| Records |
-=-=-

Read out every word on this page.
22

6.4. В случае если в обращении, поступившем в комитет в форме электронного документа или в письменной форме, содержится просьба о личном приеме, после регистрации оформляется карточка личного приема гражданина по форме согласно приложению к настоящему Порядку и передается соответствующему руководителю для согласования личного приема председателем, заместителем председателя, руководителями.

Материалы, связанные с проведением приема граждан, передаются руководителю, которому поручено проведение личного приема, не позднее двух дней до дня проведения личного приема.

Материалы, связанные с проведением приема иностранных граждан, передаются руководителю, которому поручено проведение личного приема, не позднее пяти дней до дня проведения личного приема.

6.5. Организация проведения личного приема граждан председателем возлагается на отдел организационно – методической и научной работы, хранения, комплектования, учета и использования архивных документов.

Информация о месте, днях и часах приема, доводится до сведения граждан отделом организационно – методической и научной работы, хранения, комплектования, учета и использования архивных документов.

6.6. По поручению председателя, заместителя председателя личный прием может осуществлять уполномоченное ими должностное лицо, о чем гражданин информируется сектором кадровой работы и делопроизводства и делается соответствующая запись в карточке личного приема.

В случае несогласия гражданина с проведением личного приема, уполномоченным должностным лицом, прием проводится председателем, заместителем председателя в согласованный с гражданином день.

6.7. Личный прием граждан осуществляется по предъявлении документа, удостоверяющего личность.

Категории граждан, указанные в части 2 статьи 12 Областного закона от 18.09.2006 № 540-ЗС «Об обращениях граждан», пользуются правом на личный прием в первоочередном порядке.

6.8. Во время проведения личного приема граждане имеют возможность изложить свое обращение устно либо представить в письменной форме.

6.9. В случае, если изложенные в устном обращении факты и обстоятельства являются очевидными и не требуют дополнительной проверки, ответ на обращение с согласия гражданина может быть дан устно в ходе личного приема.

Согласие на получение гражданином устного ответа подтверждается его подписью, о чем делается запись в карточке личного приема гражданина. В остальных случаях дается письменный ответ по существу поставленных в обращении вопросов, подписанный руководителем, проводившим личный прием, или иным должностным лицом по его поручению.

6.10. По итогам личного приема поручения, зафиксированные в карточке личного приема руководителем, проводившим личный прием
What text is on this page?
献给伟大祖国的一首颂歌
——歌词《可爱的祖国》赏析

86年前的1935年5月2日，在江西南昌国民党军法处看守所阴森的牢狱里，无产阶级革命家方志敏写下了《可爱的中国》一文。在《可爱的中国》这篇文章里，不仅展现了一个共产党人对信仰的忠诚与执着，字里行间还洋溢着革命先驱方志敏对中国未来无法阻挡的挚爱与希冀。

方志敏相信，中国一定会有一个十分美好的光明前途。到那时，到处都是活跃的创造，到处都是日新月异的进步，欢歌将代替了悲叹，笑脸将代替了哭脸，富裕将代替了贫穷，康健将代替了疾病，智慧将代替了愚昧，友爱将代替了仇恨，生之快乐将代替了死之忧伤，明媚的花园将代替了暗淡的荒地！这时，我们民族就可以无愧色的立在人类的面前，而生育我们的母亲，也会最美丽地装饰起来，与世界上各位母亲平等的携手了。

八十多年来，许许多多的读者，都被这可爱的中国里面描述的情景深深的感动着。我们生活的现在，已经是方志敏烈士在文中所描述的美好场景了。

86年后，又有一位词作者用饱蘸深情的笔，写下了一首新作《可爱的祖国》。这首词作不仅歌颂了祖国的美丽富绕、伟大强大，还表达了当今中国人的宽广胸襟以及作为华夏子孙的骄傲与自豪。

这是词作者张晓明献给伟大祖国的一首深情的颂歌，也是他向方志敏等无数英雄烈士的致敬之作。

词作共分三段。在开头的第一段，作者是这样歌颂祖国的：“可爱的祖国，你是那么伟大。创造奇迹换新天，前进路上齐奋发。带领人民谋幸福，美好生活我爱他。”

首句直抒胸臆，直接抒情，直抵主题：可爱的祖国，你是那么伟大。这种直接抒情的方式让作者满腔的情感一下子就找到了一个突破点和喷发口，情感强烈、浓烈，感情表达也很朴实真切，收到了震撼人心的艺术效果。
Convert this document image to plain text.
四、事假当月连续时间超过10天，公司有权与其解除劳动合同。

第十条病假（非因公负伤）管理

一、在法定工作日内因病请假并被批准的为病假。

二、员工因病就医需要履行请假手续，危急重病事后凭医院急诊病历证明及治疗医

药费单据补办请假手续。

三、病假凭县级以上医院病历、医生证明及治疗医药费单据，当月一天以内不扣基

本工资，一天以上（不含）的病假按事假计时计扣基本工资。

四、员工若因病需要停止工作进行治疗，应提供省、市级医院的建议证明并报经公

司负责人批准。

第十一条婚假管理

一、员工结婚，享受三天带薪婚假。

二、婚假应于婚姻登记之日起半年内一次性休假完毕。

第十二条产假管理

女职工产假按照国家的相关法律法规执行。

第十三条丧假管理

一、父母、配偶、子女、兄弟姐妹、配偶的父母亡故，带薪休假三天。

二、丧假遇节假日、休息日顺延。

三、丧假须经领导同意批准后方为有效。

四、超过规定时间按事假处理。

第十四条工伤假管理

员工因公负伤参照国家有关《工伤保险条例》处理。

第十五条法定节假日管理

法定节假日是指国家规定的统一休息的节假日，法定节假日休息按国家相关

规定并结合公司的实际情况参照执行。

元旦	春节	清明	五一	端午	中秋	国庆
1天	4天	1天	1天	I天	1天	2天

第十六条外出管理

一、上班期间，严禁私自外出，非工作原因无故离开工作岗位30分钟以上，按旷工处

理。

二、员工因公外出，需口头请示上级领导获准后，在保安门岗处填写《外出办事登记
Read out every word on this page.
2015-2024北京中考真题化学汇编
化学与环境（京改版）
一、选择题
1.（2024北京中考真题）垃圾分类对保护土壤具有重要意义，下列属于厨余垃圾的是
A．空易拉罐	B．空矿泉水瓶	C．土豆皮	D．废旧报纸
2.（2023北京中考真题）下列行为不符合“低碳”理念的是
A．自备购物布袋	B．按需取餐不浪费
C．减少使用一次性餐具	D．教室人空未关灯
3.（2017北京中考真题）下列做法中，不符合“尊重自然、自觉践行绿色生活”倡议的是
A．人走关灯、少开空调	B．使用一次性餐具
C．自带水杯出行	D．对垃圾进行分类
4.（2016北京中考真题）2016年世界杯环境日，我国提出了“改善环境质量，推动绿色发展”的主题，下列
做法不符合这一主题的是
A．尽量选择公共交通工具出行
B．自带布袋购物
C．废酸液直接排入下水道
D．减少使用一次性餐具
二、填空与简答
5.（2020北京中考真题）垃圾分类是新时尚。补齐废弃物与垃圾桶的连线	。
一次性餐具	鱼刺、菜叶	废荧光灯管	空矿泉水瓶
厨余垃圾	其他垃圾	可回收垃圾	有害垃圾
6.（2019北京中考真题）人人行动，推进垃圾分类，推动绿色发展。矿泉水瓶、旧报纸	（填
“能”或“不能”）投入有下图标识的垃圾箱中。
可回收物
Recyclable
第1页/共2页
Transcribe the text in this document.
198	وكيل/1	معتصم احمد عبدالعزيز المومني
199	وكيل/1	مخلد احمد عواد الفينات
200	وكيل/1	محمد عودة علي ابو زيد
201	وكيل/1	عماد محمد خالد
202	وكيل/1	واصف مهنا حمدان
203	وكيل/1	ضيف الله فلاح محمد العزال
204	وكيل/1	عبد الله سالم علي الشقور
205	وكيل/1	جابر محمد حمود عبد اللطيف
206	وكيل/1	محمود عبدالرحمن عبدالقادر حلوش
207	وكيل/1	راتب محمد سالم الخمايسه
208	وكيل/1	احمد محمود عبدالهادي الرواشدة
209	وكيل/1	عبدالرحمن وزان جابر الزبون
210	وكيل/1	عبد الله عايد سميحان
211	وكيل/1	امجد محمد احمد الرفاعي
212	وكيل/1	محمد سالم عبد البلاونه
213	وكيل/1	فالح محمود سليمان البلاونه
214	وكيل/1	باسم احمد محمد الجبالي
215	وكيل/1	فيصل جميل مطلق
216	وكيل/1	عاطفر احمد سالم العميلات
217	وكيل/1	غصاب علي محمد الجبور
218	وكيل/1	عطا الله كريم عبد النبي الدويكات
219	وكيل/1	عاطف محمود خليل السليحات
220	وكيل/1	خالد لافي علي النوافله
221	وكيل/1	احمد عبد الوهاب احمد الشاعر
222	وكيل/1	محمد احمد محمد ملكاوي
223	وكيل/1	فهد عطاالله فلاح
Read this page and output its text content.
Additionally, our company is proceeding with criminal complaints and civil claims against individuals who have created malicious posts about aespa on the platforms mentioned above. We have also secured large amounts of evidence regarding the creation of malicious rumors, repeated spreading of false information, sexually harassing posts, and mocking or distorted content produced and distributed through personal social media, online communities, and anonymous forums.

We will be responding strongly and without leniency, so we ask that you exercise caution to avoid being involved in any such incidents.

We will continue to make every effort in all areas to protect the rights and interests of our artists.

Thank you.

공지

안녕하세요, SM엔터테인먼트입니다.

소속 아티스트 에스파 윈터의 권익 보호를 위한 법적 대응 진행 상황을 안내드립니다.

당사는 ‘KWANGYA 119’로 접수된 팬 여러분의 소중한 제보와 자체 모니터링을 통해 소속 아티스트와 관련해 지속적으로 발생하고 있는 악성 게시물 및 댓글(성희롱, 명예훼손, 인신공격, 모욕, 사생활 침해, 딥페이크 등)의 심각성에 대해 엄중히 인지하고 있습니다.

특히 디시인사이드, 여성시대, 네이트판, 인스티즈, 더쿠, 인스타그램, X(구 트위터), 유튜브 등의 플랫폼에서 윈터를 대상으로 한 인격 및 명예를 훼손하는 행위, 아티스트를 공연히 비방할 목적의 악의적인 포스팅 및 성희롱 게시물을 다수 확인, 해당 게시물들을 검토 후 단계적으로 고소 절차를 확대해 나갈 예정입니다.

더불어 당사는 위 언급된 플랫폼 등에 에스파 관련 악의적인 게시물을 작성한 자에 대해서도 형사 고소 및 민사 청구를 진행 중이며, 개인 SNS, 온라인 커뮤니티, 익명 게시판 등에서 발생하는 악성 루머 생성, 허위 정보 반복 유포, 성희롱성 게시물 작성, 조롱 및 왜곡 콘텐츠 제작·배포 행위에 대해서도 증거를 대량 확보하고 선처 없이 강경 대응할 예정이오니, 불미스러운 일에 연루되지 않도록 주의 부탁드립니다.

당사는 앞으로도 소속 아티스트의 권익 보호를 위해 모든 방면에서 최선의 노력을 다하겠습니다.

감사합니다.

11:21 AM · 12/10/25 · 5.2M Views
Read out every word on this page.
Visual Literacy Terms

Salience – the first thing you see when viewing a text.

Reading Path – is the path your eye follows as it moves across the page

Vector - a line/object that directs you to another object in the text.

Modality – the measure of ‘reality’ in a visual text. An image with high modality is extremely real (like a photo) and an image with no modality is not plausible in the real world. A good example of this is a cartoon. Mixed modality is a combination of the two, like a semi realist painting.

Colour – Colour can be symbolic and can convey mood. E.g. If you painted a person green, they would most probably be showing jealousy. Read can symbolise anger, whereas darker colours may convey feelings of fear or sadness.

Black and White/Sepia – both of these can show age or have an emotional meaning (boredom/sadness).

-=-=-

| What to produce |
Look through the listing and extract every line with "空矿泉水瓶" in it.

| Exercise result |
A．空易拉罐	B．空矿泉水瓶	C．土豆皮	D．废旧报纸
一次性餐具	鱼刺、菜叶	废荧光灯管	空矿泉水瓶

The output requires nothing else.